TASK: Transcribe all records exactly.

DATA PROVIDED:
++++

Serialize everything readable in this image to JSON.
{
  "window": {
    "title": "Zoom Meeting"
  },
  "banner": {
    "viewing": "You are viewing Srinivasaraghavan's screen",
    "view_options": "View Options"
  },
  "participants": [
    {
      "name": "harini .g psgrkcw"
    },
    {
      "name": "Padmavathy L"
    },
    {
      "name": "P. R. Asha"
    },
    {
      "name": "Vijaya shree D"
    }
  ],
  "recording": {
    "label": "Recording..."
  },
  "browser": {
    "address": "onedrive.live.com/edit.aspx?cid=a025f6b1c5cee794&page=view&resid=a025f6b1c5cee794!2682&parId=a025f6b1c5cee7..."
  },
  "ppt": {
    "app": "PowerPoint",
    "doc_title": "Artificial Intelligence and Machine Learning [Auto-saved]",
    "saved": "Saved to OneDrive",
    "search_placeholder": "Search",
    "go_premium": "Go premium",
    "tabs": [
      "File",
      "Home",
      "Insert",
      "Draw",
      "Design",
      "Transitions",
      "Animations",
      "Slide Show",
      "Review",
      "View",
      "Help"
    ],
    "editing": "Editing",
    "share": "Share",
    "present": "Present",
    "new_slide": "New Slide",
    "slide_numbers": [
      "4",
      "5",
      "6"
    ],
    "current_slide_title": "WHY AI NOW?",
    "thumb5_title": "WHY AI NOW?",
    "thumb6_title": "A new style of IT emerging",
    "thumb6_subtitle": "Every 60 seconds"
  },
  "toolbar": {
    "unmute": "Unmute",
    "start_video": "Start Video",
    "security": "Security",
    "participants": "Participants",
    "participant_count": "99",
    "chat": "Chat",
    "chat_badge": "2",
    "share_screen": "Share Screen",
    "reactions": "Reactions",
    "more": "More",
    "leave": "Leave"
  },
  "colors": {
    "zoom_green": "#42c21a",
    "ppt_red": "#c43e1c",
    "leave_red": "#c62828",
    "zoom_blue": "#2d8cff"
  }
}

++++

WRITTEN ANSWER:
Serialize everything readable in this image to JSON.
{
  "window": {
    "title": "Zoom Meeting"
  },
  "banner": {
    "viewing": "You are viewing Srinivasaraghavan's screen",
    "view_options": "View Options"
  },
  "participants": [
    {
      "name": "harini .g psgrkcw"
    },
    {
      "name": "Padmavathy L"
    },
    {
      "name": "P. R. Asha"
    },
    {
      "name": "Vijaya shree D"
    }
  ],
  "recording": {
    "label": "Recording..."
  },
  "browser": {
    "address": "onedrive.live.com/edit.aspx?cid=a025f6b1c5cee794&page=view&resid=a025f6b1c5cee794!2682&parId=a025f6b1c5cee7..."
  },
  "ppt": {
    "app": "PowerPoint",
    "doc_title": "Artificial Intelligence and Machine Learning [Auto-saved]",
    "saved": "Saved to OneDrive",
    "search_placeholder": "Search",
    "go_premium": "Go premium",
    "tabs": [
      "File",
      "Home",
      "Insert",
      "Draw",
      "Design",
      "Transitions",
      "Animations",
      "Slide Show",
      "Review",
      "View",
      "Help"
    ],
    "editing": "Editing",
    "share": "Share",
    "present": "Present",
    "new_slide": "New Slide",
    "slide_numbers": [
      "4",
      "5",
      "6"
    ],
    "current_slide_title": "WHY AI NOW?",
    "thumb5_title": "WHY AI NOW?",
    "thumb6_title": "A new style of IT emerging",
    "thumb6_subtitle": "Every 60 seconds"
  },
  "toolbar": {
    "unmute": "Unmute",
    "start_video": "Start Video",
    "security": "Security",
    "participants": "Participants",
    "participant_count": "99",
    "chat": "Chat",
    "chat_badge": "2",
    "share_screen": "Share Screen",
    "reactions": "Reactions",
    "more": "More",
    "leave": "Leave"
  },
  "colors": {
    "zoom_green": "#42c21a",
    "ppt_red": "#c43e1c",
    "leave_red": "#c62828",
    "zoom_blue": "#2d8cff"
  }
}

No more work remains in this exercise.